---------- RAW RECORDS ----------

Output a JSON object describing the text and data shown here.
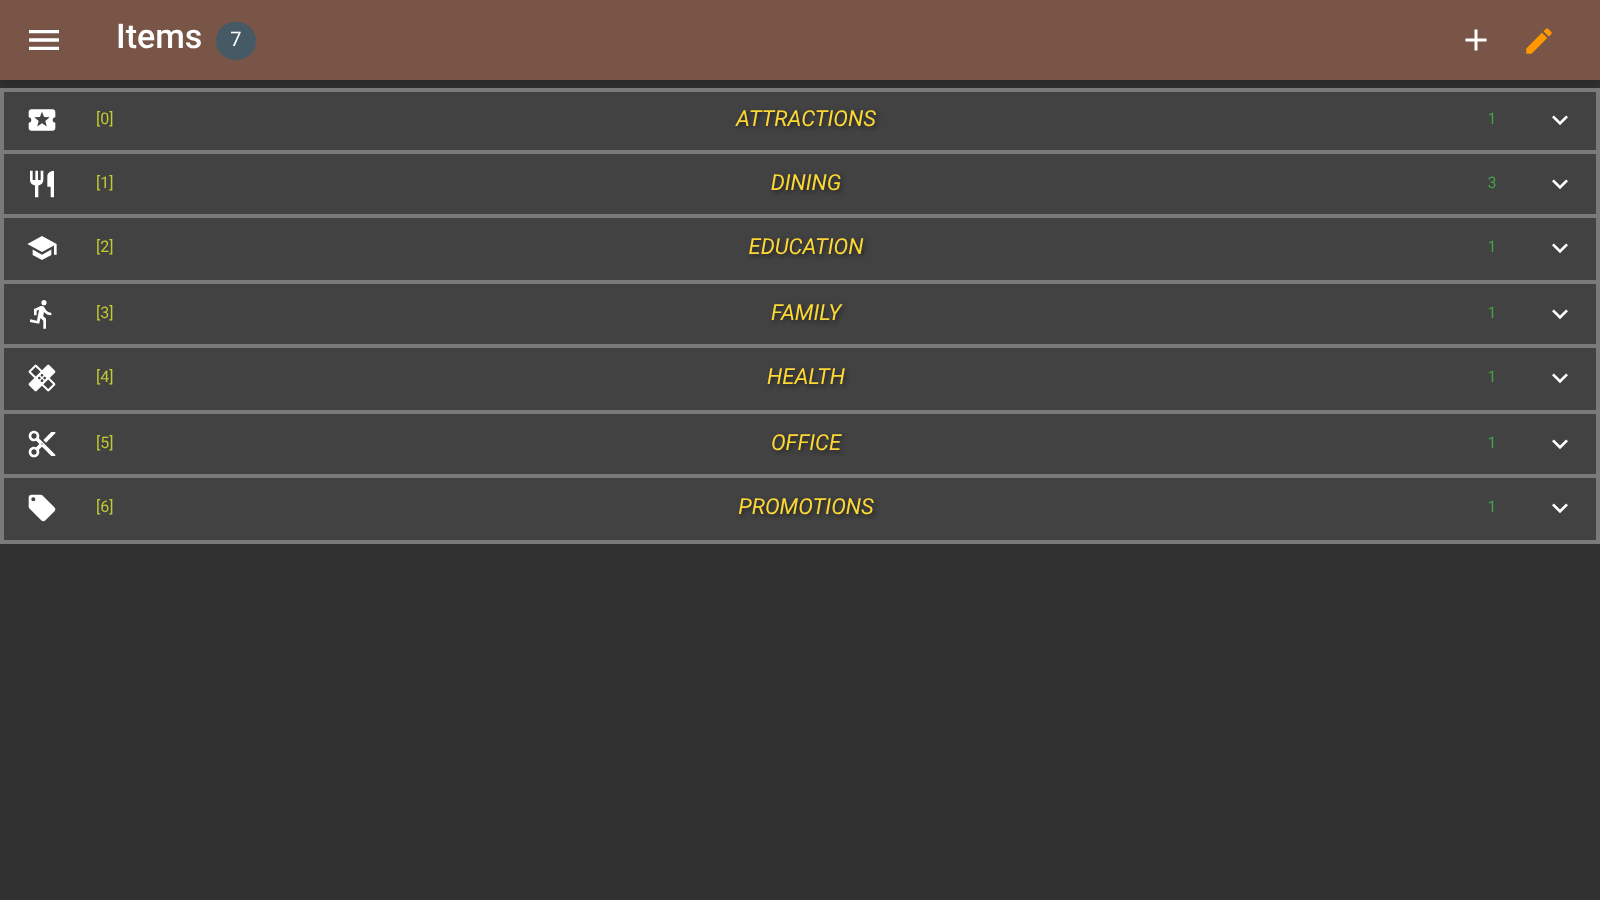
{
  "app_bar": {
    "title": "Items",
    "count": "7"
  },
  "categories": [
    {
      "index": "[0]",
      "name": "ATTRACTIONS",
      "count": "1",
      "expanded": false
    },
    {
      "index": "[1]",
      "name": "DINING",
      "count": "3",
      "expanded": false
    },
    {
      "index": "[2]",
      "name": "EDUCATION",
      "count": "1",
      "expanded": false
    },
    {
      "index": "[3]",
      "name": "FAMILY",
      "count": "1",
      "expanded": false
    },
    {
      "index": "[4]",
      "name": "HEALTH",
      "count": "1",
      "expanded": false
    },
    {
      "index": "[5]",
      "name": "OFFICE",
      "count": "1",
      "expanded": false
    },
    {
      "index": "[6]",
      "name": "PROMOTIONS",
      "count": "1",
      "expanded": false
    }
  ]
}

----------

◆ GIVEN EXERCISE
Your task is an exact transcription of all the data, minus the pictures.

◆ FINAL RESULT
Output a JSON object describing the text and data shown here.
{
  "app_bar": {
    "title": "Items",
    "count": "7"
  },
  "categories": [
    {
      "index": "[0]",
      "name": "ATTRACTIONS",
      "count": "1",
      "expanded": false
    },
    {
      "index": "[1]",
      "name": "DINING",
      "count": "3",
      "expanded": false
    },
    {
      "index": "[2]",
      "name": "EDUCATION",
      "count": "1",
      "expanded": false
    },
    {
      "index": "[3]",
      "name": "FAMILY",
      "count": "1",
      "expanded": false
    },
    {
      "index": "[4]",
      "name": "HEALTH",
      "count": "1",
      "expanded": false
    },
    {
      "index": "[5]",
      "name": "OFFICE",
      "count": "1",
      "expanded": false
    },
    {
      "index": "[6]",
      "name": "PROMOTIONS",
      "count": "1",
      "expanded": false
    }
  ]
}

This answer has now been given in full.